# Raw records
— START —

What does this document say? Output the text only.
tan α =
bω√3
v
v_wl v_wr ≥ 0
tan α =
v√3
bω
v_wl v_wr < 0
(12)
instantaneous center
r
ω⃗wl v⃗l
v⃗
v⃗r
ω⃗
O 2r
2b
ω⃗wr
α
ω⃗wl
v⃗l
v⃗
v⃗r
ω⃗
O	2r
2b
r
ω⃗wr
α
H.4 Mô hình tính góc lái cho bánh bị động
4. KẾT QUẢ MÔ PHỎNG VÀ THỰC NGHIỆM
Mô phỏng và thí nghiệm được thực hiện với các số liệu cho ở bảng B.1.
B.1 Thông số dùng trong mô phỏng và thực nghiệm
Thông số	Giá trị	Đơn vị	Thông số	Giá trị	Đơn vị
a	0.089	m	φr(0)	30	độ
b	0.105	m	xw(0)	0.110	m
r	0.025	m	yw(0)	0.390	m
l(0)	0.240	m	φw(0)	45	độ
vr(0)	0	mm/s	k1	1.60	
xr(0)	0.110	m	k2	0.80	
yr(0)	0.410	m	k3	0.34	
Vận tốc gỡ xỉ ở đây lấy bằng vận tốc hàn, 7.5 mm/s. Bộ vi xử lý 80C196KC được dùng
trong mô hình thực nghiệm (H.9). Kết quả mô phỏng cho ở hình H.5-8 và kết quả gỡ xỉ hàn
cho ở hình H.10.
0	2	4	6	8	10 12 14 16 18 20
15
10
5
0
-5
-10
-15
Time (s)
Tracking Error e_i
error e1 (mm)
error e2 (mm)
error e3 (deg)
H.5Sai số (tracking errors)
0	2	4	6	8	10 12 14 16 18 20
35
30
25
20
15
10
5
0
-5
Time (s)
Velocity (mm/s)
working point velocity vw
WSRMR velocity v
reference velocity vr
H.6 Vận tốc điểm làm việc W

— END —

# TASK PROMPT
Tally the lines in this data that hold the word "được" and state only the count.

# REPLY TO THE EXERCISE
2